Task prompt: Only lines with the string "家乡特产小调查" matter here; gather them from the material below.

Excerpted records:
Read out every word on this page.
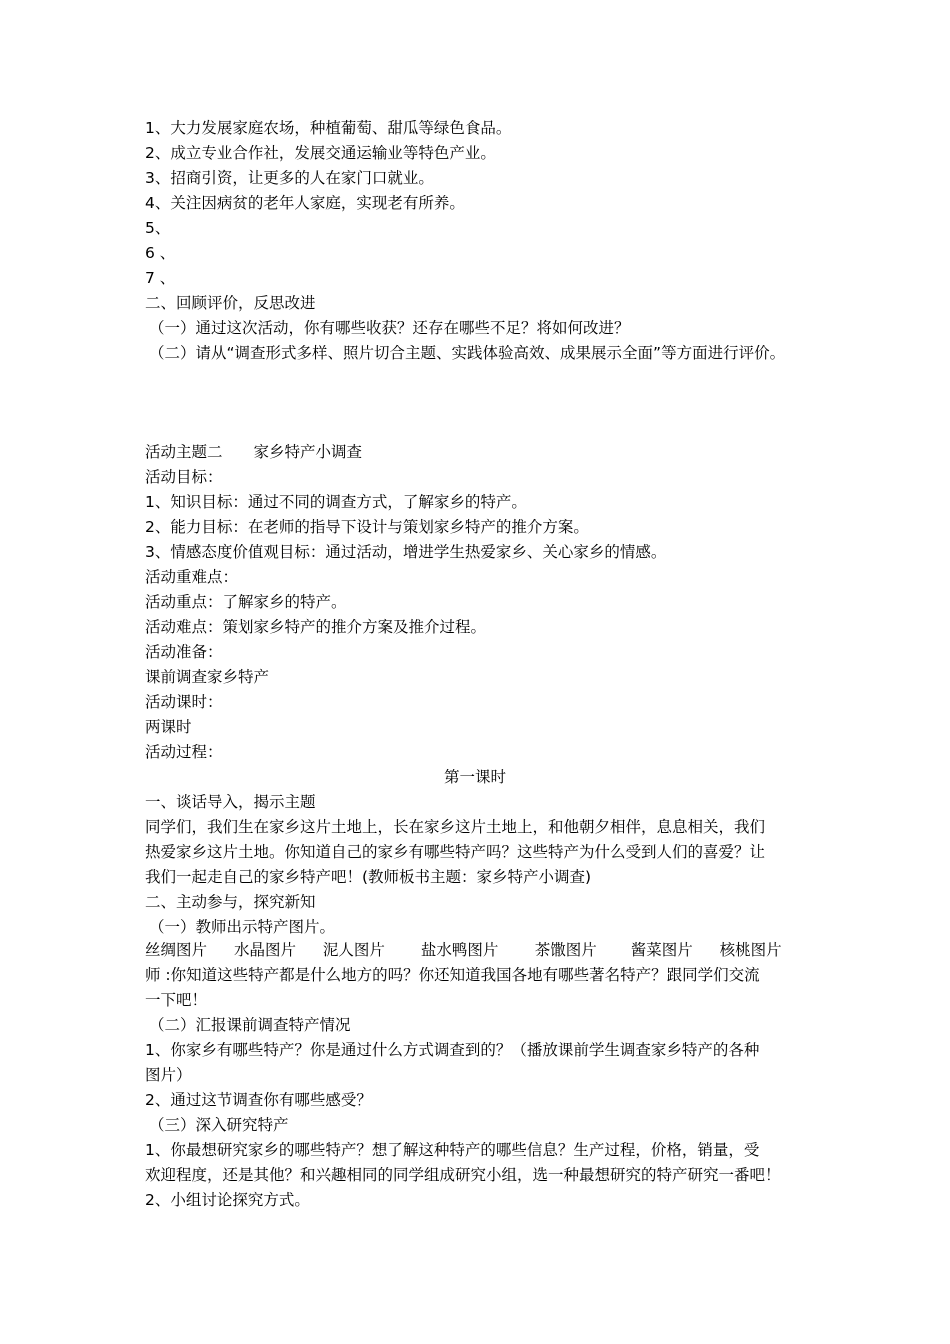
1、大力发展家庭农场，种植葡萄、甜瓜等绿色食品。
2、成立专业合作社，发展交通运输业等特色产业。
3、招商引资，让更多的人在家门口就业。
4、关注因病贫的老年人家庭，实现老有所养。
5、
6 、
7 、
二、回顾评价，反思改进
（一）通过这次活动，你有哪些收获？还存在哪些不足？将如何改进？
（二）请从“调查形式多样、照片切合主题、实践体验高效、成果展示全面”等方面进行评价。
活动主题二　　家乡特产小调查
活动目标：
1、知识目标：通过不同的调查方式，了解家乡的特产。
2、能力目标：在老师的指导下设计与策划家乡特产的推介方案。
3、情感态度价值观目标：通过活动，增进学生热爱家乡、关心家乡的情感。
活动重难点：
活动重点：了解家乡的特产。
活动难点：策划家乡特产的推介方案及推介过程。
活动准备：
课前调查家乡特产
活动课时：
两课时
活动过程：
第一课时
一、谈话导入，揭示主题
同学们，我们生在家乡这片土地上，长在家乡这片土地上，和他朝夕相伴，息息相关，我们
热爱家乡这片土地。你知道自己的家乡有哪些特产吗？这些特产为什么受到人们的喜爱？让
我们一起走自己的家乡特产吧！(教师板书主题：家乡特产小调查)
二、主动参与，探究新知
（一）教师出示特产图片。
丝绸图片 水晶图片 泥人图片 盐水鸭图片 茶馓图片 酱菜图片 核桃图片
师 :你知道这些特产都是什么地方的吗？你还知道我国各地有哪些著名特产？跟同学们交流
一下吧！
（二）汇报课前调查特产情况
1、你家乡有哪些特产？你是通过什么方式调查到的？（播放课前学生调查家乡特产的各种
图片）
2、通过这节调查你有哪些感受？
（三）深入研究特产
1、你最想研究家乡的哪些特产？想了解这种特产的哪些信息？生产过程，价格，销量，受
欢迎程度，还是其他？和兴趣相同的同学组成研究小组，选一种最想研究的特产研究一番吧！
2、小组讨论探究方式。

Correct answer:
活动主题二　　家乡特产小调查
我们一起走自己的家乡特产吧！(教师板书主题：家乡特产小调查)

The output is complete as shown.